Record set:
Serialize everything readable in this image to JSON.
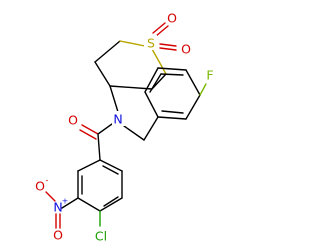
{
  "molecule": {
    "atoms": {
      "s": {
        "text": "S",
        "color": "#b8a600"
      },
      "o_s1": {
        "text": "O",
        "color": "#d40000"
      },
      "o_s2": {
        "text": "O",
        "color": "#d40000"
      },
      "n_amide": {
        "text": "N",
        "color": "#1010e0"
      },
      "o_amide": {
        "text": "O",
        "color": "#d40000"
      },
      "f": {
        "text": "F",
        "color": "#7ab800"
      },
      "o_nitro_minus": {
        "text": "O",
        "color": "#d40000",
        "charge": "-"
      },
      "n_nitro": {
        "text": "N",
        "color": "#1010e0",
        "charge": "+"
      },
      "o_nitro": {
        "text": "O",
        "color": "#d40000"
      },
      "cl": {
        "text": "Cl",
        "color": "#1aa000"
      }
    }
  }
}
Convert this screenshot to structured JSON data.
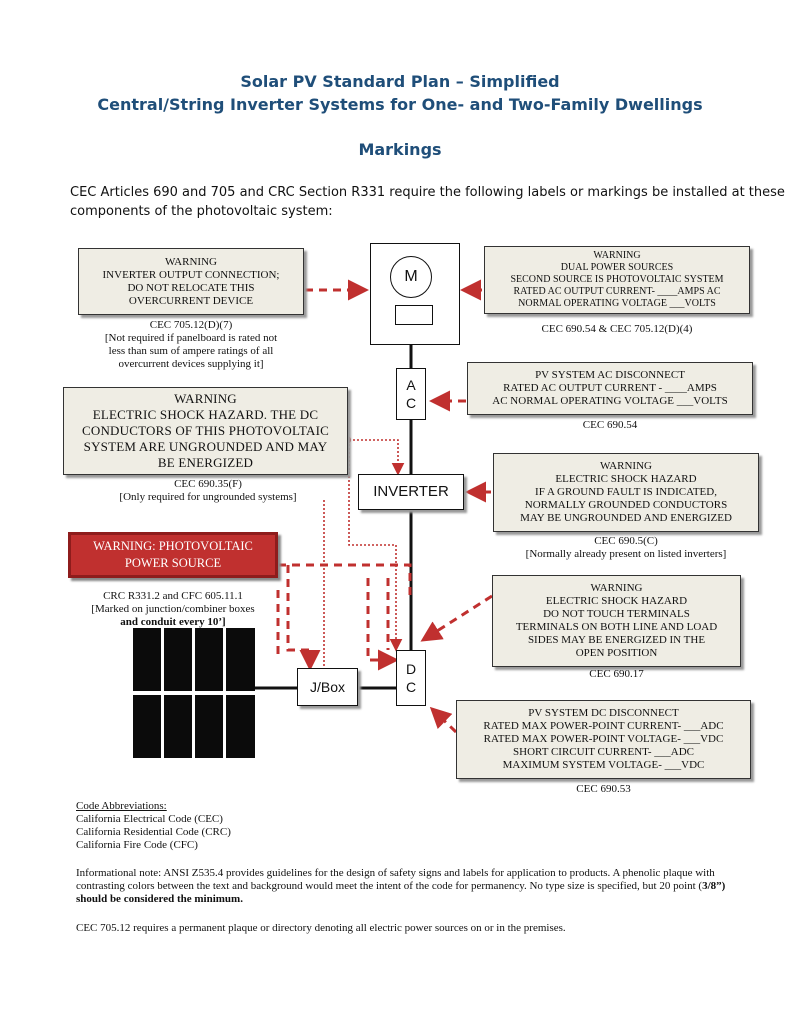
{
  "title": {
    "line1": "Solar PV Standard Plan – Simplified",
    "line2": "Central/String Inverter Systems for One- and Two-Family Dwellings",
    "section": "Markings"
  },
  "intro": {
    "line1": "CEC Articles 690 and 705 and CRC Section R331 require the following labels or markings be installed at these",
    "line2": "components of the photovoltaic system:"
  },
  "components": {
    "meter": "M",
    "ac_disconnect": [
      "A",
      "C"
    ],
    "inverter": "INVERTER",
    "dc_disconnect": [
      "D",
      "C"
    ],
    "junction_box": "J/Box"
  },
  "labels": {
    "inverter_output": {
      "lines": [
        "WARNING",
        "INVERTER OUTPUT CONNECTION;",
        "DO NOT RELOCATE THIS",
        "OVERCURRENT DEVICE"
      ],
      "code": "CEC 705.12(D)(7)",
      "note": [
        "[Not required if panelboard is rated not",
        "less than sum of ampere ratings of all",
        "overcurrent devices supplying it]"
      ]
    },
    "dual_power": {
      "lines": [
        "WARNING",
        "DUAL POWER SOURCES",
        "SECOND SOURCE IS PHOTOVOLTAIC SYSTEM",
        "RATED AC OUTPUT CURRENT- ____AMPS AC",
        "NORMAL OPERATING VOLTAGE ___VOLTS"
      ],
      "code": "CEC 690.54 & CEC 705.12(D)(4)"
    },
    "ac_disconnect": {
      "lines": [
        "PV SYSTEM AC DISCONNECT",
        "RATED AC OUTPUT CURRENT - ____AMPS",
        "AC NORMAL OPERATING VOLTAGE ___VOLTS"
      ],
      "code": "CEC 690.54"
    },
    "ungrounded": {
      "lines": [
        "WARNING",
        "ELECTRIC SHOCK HAZARD. THE DC",
        "CONDUCTORS OF THIS PHOTOVOLTAIC",
        "SYSTEM ARE UNGROUNDED AND MAY",
        "BE ENERGIZED"
      ],
      "code": "CEC 690.35(F)",
      "note": "[Only required for ungrounded systems]"
    },
    "ground_fault": {
      "lines": [
        "WARNING",
        "ELECTRIC SHOCK HAZARD",
        "IF A GROUND FAULT IS INDICATED,",
        "NORMALLY GROUNDED CONDUCTORS",
        "MAY BE UNGROUNDED AND ENERGIZED"
      ],
      "code": "CEC 690.5(C)",
      "note": "[Normally already present on listed inverters]"
    },
    "pv_source": {
      "lines": [
        "WARNING: PHOTOVOLTAIC",
        "POWER SOURCE"
      ],
      "code": "CRC R331.2 and CFC 605.11.1",
      "note1": "[Marked on junction/combiner boxes",
      "note2": "and conduit every 10’]"
    },
    "terminals": {
      "lines": [
        "WARNING",
        "ELECTRIC SHOCK HAZARD",
        "DO NOT TOUCH TERMINALS",
        "TERMINALS ON BOTH LINE AND LOAD",
        "SIDES MAY BE ENERGIZED IN THE",
        "OPEN POSITION"
      ],
      "code": "CEC 690.17"
    },
    "dc_disconnect": {
      "lines": [
        "PV SYSTEM DC DISCONNECT",
        "RATED MAX POWER-POINT CURRENT- ___ADC",
        "RATED MAX POWER-POINT VOLTAGE- ___VDC",
        "SHORT CIRCUIT CURRENT- ___ADC",
        "MAXIMUM SYSTEM VOLTAGE- ___VDC"
      ],
      "code": "CEC 690.53"
    }
  },
  "abbreviations": {
    "heading": "Code Abbreviations:",
    "items": [
      "California Electrical Code (CEC)",
      "California Residential Code (CRC)",
      "California Fire Code (CFC)"
    ]
  },
  "notes": {
    "informational_a": "Informational note: ANSI Z535.4 provides guidelines for the design of safety signs and labels for application to products. A phenolic plaque with contrasting colors between the text and background would meet the intent of the code for permanency. No type size is specified, but 20 point (",
    "informational_b": "3/8”) should be considered the minimum.",
    "plaque": "CEC 705.12 requires a permanent plaque or directory denoting all electric power sources on or in the premises."
  },
  "colors": {
    "title": "#1f4e79",
    "arrow": "#c0302f",
    "label_fill": "#efede4",
    "pv_label_fill": "#c0302f",
    "panel": "#0b0b0b"
  }
}
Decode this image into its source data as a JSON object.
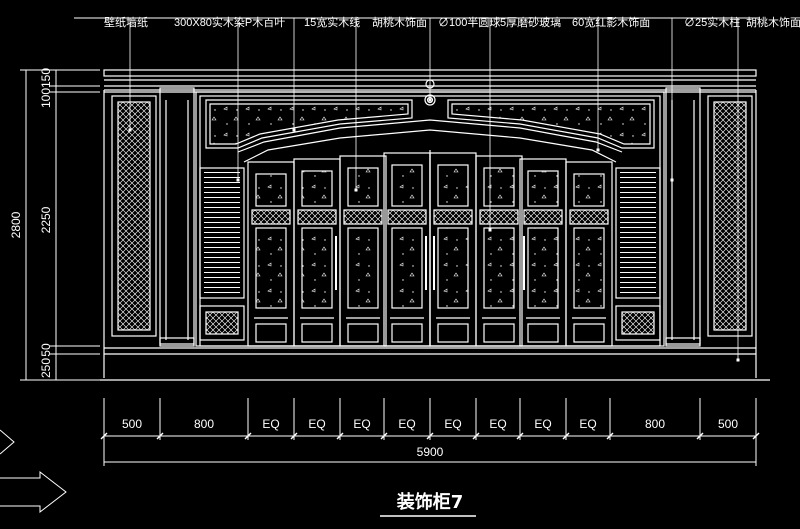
{
  "callouts": [
    "壁纸墙纸",
    "300X80实木染P木百叶",
    "15宽实木线",
    "胡桃木饰面",
    "∅100半圆球",
    "5厚磨砂玻璃",
    "60宽红影木饰面",
    "∅25实木柱",
    "胡桃木饰面"
  ],
  "horizontal_dims": [
    "500",
    "800",
    "EQ",
    "EQ",
    "EQ",
    "EQ",
    "EQ",
    "EQ",
    "EQ",
    "EQ",
    "800",
    "500"
  ],
  "total_dim": "5900",
  "vertical_dims": [
    "150",
    "100",
    "2250",
    "2800",
    "50",
    "250"
  ],
  "title": "装饰柜7",
  "colors": {
    "line": "#ffffff",
    "background": "#000000"
  }
}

Task directions:
Output every entry word for word, but omit the pictures.

Result of this task:
Serialize everything readable in this image to JSON.
{
  "molecule": {
    "atoms": {
      "s": {
        "text": "S",
        "color": "#b8a600"
      },
      "o_s1": {
        "text": "O",
        "color": "#d40000"
      },
      "o_s2": {
        "text": "O",
        "color": "#d40000"
      },
      "n_amide": {
        "text": "N",
        "color": "#1010e0"
      },
      "o_amide": {
        "text": "O",
        "color": "#d40000"
      },
      "f": {
        "text": "F",
        "color": "#7ab800"
      },
      "o_nitro_minus": {
        "text": "O",
        "color": "#d40000",
        "charge": "-"
      },
      "n_nitro": {
        "text": "N",
        "color": "#1010e0",
        "charge": "+"
      },
      "o_nitro": {
        "text": "O",
        "color": "#d40000"
      },
      "cl": {
        "text": "Cl",
        "color": "#1aa000"
      }
    }
  }
}
Convert this screenshot to structured JSON data.
{
  "title": {
    "line1": "Solar PV Standard Plan – Simplified",
    "line2": "Central/String Inverter Systems for One- and Two-Family Dwellings",
    "section": "Markings"
  },
  "intro": {
    "line1": "CEC Articles 690 and 705 and CRC Section R331 require the following labels or markings be installed at these",
    "line2": "components of the photovoltaic system:"
  },
  "components": {
    "meter": "M",
    "ac_disconnect": [
      "A",
      "C"
    ],
    "inverter": "INVERTER",
    "dc_disconnect": [
      "D",
      "C"
    ],
    "junction_box": "J/Box"
  },
  "labels": {
    "inverter_output": {
      "lines": [
        "WARNING",
        "INVERTER OUTPUT CONNECTION;",
        "DO NOT RELOCATE THIS",
        "OVERCURRENT DEVICE"
      ],
      "code": "CEC 705.12(D)(7)",
      "note": [
        "[Not required if panelboard is rated not",
        "less than sum of ampere ratings of all",
        "overcurrent devices supplying it]"
      ]
    },
    "dual_power": {
      "lines": [
        "WARNING",
        "DUAL POWER SOURCES",
        "SECOND SOURCE IS PHOTOVOLTAIC SYSTEM",
        "RATED AC OUTPUT CURRENT- ____AMPS AC",
        "NORMAL OPERATING VOLTAGE ___VOLTS"
      ],
      "code": "CEC 690.54 & CEC 705.12(D)(4)"
    },
    "ac_disconnect": {
      "lines": [
        "PV SYSTEM AC DISCONNECT",
        "RATED AC OUTPUT CURRENT - ____AMPS",
        "AC NORMAL OPERATING VOLTAGE ___VOLTS"
      ],
      "code": "CEC 690.54"
    },
    "ungrounded": {
      "lines": [
        "WARNING",
        "ELECTRIC SHOCK HAZARD. THE DC",
        "CONDUCTORS OF THIS PHOTOVOLTAIC",
        "SYSTEM ARE UNGROUNDED AND MAY",
        "BE ENERGIZED"
      ],
      "code": "CEC 690.35(F)",
      "note": "[Only required for ungrounded systems]"
    },
    "ground_fault": {
      "lines": [
        "WARNING",
        "ELECTRIC SHOCK HAZARD",
        "IF A GROUND FAULT IS INDICATED,",
        "NORMALLY GROUNDED CONDUCTORS",
        "MAY BE UNGROUNDED AND ENERGIZED"
      ],
      "code": "CEC 690.5(C)",
      "note": "[Normally already present on listed inverters]"
    },
    "pv_source": {
      "lines": [
        "WARNING: PHOTOVOLTAIC",
        "POWER SOURCE"
      ],
      "code": "CRC R331.2 and CFC 605.11.1",
      "note1": "[Marked on junction/combiner boxes",
      "note2": "and conduit every 10’]"
    },
    "terminals": {
      "lines": [
        "WARNING",
        "ELECTRIC SHOCK HAZARD",
        "DO NOT TOUCH TERMINALS",
        "TERMINALS ON BOTH LINE AND LOAD",
        "SIDES MAY BE ENERGIZED IN THE",
        "OPEN POSITION"
      ],
      "code": "CEC 690.17"
    },
    "dc_disconnect": {
      "lines": [
        "PV SYSTEM DC DISCONNECT",
        "RATED MAX POWER-POINT CURRENT- ___ADC",
        "RATED MAX POWER-POINT VOLTAGE- ___VDC",
        "SHORT CIRCUIT CURRENT- ___ADC",
        "MAXIMUM SYSTEM VOLTAGE- ___VDC"
      ],
      "code": "CEC 690.53"
    }
  },
  "abbreviations": {
    "heading": "Code Abbreviations:",
    "items": [
      "California Electrical Code (CEC)",
      "California Residential Code (CRC)",
      "California Fire Code (CFC)"
    ]
  },
  "notes": {
    "informational_a": "Informational note: ANSI Z535.4 provides guidelines for the design of safety signs and labels for application to products. A phenolic plaque with contrasting colors between the text and background would meet the intent of the code for permanency. No type size is specified, but 20 point (",
    "informational_b": "3/8”) should be considered the minimum.",
    "plaque": "CEC 705.12 requires a permanent plaque or directory denoting all electric power sources on or in the premises."
  },
  "colors": {
    "title": "#1f4e79",
    "arrow": "#c0302f",
    "label_fill": "#efede4",
    "pv_label_fill": "#c0302f",
    "panel": "#0b0b0b"
  }
}
Decode this image into its source data as a JSON object.
{
  "callouts": [
    "壁纸墙纸",
    "300X80实木染P木百叶",
    "15宽实木线",
    "胡桃木饰面",
    "∅100半圆球",
    "5厚磨砂玻璃",
    "60宽红影木饰面",
    "∅25实木柱",
    "胡桃木饰面"
  ],
  "horizontal_dims": [
    "500",
    "800",
    "EQ",
    "EQ",
    "EQ",
    "EQ",
    "EQ",
    "EQ",
    "EQ",
    "EQ",
    "800",
    "500"
  ],
  "total_dim": "5900",
  "vertical_dims": [
    "150",
    "100",
    "2250",
    "2800",
    "50",
    "250"
  ],
  "title": "装饰柜7",
  "colors": {
    "line": "#ffffff",
    "background": "#000000"
  }
}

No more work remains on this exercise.